Your goal →
Locate the string "chevron" in the records below. Copy every line where it occurs.
**** Extracted entries ****
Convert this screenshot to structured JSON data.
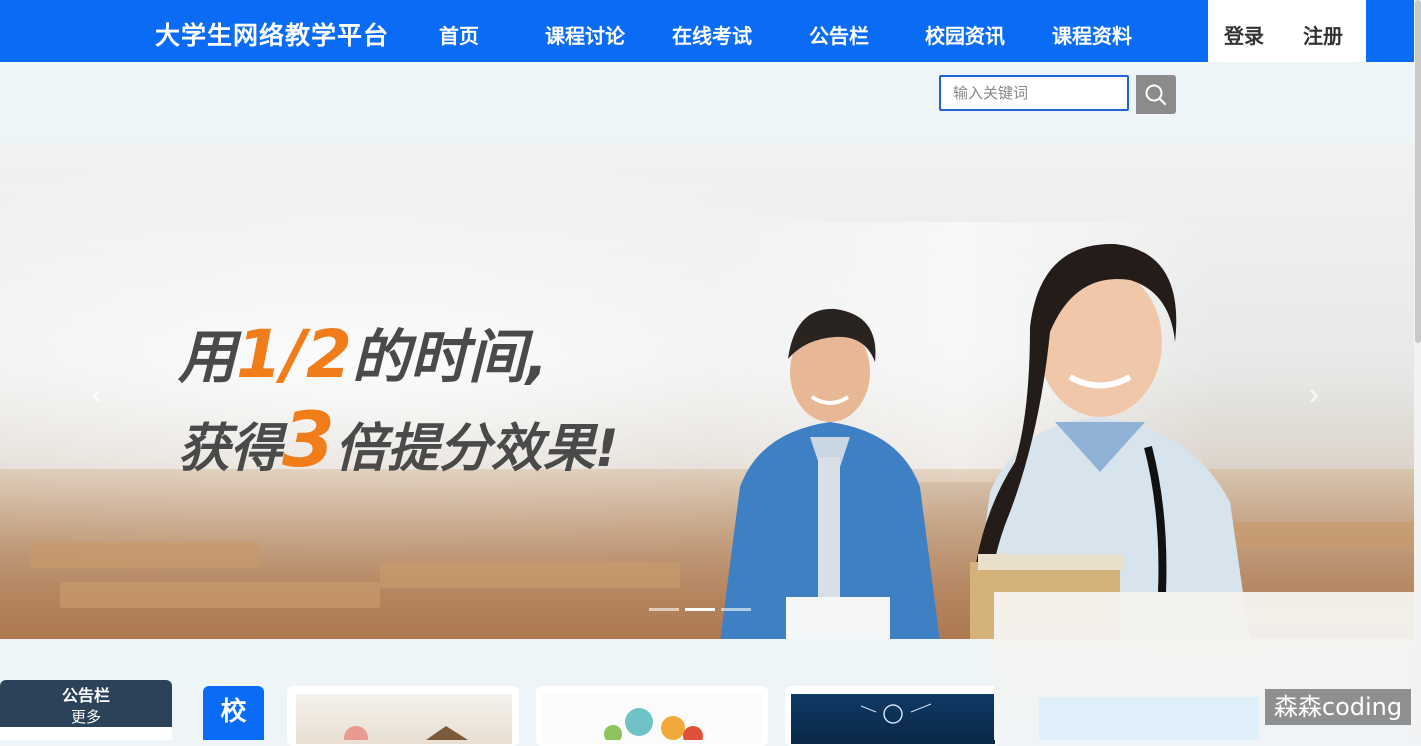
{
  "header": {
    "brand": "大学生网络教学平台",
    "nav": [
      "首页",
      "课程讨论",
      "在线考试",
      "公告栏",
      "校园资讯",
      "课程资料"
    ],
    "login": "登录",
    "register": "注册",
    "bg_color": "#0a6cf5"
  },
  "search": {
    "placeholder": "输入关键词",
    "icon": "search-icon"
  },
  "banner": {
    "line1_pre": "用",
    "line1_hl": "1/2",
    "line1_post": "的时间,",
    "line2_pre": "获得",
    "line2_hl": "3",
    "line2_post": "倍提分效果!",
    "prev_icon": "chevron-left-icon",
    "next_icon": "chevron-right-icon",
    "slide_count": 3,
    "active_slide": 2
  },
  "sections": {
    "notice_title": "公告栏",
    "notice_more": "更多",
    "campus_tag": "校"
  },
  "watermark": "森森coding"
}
****
**** Extracted entries ****
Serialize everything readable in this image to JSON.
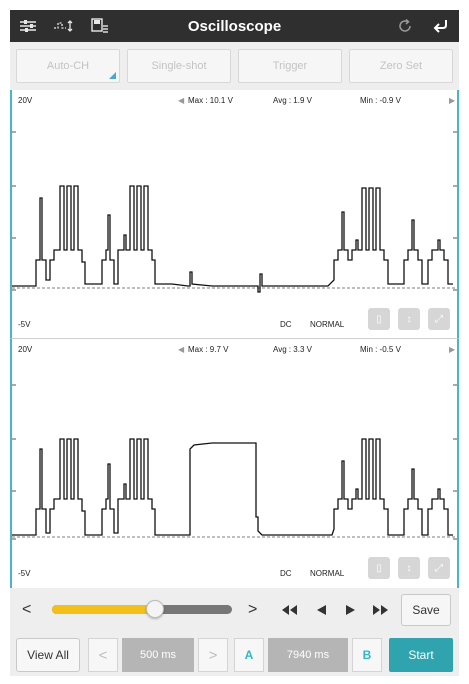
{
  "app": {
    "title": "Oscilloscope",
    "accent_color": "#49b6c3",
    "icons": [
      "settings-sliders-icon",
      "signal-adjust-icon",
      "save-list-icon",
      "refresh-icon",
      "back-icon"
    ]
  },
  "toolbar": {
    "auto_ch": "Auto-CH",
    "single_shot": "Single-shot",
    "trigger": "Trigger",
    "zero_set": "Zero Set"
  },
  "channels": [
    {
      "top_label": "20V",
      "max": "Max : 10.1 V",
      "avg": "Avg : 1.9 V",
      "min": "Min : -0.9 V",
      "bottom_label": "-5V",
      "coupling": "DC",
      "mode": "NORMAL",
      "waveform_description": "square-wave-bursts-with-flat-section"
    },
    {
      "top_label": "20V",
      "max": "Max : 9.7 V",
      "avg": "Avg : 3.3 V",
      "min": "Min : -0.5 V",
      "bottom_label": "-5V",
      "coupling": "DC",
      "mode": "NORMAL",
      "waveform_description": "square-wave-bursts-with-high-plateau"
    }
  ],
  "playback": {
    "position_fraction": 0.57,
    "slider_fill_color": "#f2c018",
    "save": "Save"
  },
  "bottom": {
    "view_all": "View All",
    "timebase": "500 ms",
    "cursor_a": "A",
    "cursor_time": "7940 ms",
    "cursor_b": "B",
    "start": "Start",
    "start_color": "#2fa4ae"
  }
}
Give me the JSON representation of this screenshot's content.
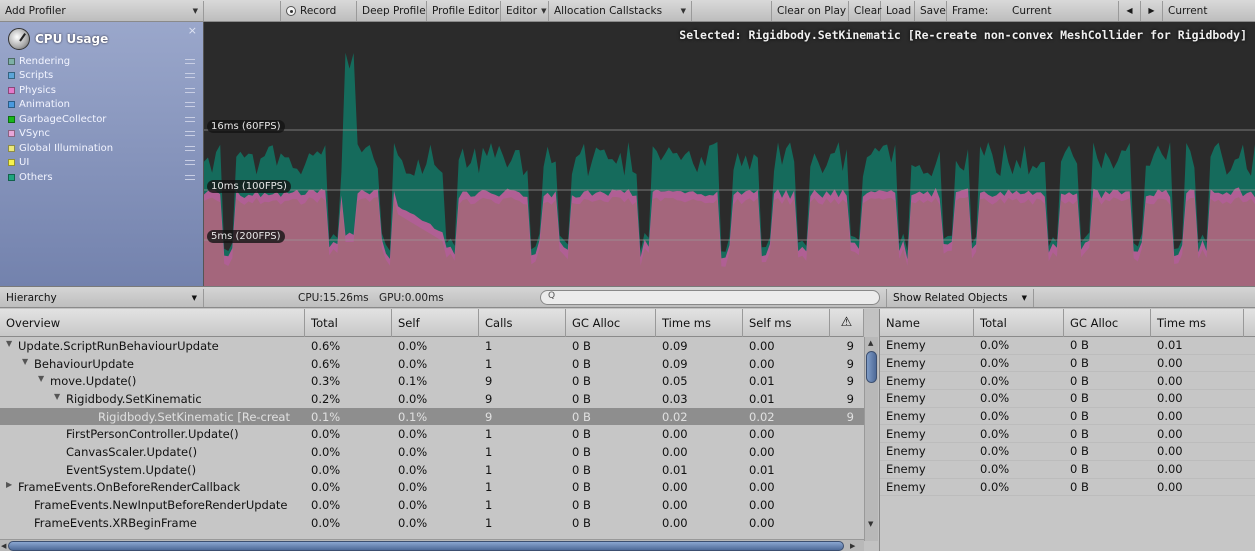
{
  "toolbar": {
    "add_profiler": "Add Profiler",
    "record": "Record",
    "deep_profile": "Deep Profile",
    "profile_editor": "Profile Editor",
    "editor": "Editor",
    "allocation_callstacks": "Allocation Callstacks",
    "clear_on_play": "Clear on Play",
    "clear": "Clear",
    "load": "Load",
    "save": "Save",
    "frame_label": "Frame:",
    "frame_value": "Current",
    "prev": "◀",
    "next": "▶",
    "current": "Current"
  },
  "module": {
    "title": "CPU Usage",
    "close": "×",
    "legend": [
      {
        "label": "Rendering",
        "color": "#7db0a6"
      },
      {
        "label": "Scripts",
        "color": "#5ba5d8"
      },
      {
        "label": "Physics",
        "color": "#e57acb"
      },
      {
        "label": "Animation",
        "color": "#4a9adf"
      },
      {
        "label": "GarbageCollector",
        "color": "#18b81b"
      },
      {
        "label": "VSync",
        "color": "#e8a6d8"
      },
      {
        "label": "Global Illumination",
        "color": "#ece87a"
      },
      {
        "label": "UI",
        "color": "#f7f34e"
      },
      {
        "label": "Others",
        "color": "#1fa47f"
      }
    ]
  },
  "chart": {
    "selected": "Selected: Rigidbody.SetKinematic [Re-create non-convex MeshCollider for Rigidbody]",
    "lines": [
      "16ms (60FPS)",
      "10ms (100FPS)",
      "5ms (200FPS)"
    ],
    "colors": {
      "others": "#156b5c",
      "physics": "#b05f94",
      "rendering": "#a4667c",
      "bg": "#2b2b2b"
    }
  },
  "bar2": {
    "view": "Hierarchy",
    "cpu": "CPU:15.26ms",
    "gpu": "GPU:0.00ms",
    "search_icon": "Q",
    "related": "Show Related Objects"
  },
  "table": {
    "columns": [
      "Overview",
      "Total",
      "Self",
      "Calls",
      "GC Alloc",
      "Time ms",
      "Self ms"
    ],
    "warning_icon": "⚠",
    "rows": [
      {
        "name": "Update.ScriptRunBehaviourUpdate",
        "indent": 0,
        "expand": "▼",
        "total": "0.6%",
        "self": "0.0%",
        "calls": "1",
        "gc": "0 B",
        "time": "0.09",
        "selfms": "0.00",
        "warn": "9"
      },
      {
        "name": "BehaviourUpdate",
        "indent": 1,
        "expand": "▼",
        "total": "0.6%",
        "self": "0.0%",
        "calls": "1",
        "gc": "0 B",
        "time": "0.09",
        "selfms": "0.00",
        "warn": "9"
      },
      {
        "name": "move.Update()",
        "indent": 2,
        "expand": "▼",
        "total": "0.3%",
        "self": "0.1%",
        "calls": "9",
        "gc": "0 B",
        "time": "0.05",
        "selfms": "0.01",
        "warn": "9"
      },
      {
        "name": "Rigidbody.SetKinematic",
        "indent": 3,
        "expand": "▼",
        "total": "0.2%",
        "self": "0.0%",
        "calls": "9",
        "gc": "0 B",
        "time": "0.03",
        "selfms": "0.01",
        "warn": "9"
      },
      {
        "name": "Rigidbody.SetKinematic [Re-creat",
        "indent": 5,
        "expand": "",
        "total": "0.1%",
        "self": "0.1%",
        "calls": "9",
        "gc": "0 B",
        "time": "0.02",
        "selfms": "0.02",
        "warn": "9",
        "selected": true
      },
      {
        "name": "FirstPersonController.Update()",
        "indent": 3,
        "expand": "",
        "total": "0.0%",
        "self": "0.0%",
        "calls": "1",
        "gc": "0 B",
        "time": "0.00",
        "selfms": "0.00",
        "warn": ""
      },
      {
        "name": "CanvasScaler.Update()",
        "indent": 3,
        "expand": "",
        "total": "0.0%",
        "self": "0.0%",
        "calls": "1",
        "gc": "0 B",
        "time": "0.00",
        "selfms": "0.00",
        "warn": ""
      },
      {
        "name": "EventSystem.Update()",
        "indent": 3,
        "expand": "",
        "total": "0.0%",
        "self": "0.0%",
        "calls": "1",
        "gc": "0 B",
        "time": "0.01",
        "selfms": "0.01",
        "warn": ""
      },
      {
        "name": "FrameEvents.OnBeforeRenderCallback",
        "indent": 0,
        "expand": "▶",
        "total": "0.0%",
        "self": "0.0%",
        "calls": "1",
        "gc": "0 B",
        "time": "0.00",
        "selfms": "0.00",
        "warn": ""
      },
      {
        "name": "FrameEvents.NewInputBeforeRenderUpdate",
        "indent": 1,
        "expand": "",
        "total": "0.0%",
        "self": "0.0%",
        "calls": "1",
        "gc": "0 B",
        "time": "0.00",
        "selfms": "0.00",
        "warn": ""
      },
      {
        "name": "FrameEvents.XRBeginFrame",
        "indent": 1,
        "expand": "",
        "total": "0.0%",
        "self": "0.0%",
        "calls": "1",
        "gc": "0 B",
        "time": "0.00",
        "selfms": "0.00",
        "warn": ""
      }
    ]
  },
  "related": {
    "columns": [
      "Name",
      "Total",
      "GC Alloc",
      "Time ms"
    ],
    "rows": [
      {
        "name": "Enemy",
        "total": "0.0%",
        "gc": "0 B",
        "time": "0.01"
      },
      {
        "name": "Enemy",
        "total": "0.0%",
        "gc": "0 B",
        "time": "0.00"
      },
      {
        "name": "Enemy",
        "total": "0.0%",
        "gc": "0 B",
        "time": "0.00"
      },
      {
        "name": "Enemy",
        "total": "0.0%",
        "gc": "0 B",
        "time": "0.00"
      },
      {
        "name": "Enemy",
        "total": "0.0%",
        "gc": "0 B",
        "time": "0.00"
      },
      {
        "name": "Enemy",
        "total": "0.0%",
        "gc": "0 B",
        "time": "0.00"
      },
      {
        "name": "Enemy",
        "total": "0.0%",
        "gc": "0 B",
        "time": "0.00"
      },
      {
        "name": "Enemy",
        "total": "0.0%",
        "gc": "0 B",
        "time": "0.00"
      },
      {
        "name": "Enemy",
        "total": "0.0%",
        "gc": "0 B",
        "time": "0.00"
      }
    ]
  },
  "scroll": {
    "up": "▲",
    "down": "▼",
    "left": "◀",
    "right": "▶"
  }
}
****
**** Extracted entries ****
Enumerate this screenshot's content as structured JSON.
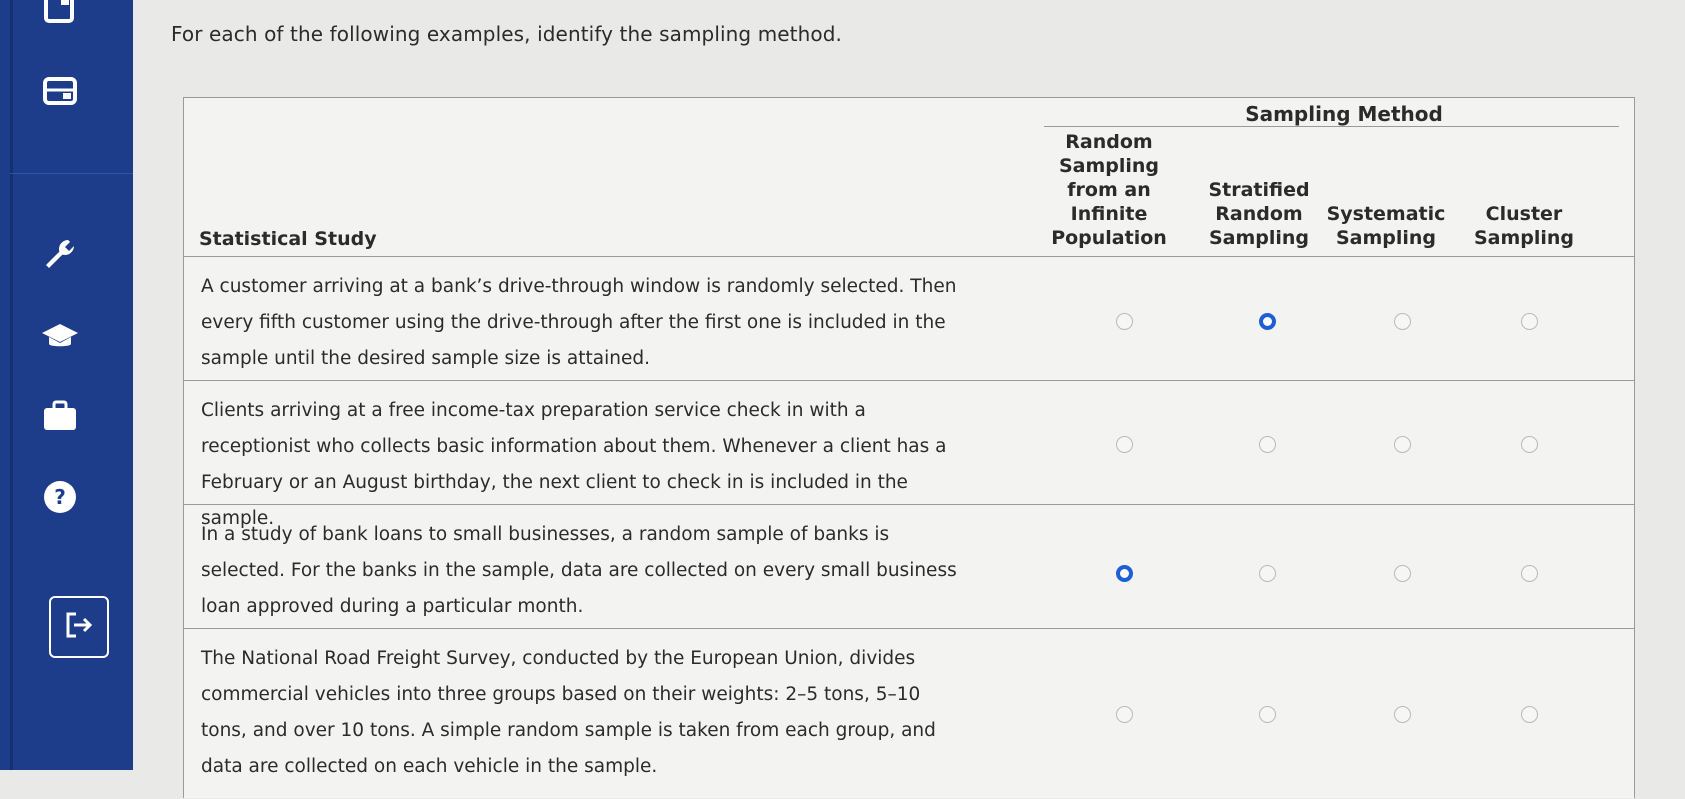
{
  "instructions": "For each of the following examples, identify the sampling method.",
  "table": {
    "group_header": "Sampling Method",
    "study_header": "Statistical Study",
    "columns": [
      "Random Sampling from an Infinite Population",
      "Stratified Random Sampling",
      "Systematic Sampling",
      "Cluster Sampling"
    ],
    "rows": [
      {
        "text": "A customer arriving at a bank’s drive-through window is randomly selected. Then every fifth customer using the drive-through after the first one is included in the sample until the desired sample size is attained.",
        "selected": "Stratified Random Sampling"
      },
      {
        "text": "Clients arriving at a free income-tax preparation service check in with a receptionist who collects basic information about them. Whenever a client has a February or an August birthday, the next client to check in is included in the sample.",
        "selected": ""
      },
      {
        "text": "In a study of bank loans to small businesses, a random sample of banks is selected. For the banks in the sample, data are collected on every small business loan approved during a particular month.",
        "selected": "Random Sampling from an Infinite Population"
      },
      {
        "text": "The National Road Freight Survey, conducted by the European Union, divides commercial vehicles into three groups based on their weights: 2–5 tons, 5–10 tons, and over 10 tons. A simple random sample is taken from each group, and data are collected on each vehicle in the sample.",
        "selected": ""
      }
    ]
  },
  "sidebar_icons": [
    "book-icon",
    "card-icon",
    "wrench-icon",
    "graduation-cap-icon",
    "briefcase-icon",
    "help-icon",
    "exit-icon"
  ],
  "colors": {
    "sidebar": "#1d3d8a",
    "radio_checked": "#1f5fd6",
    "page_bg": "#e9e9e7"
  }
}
****
Task answer →
    "prev_icon": "chevron-left-icon",
    "next_icon": "chevron-right-icon",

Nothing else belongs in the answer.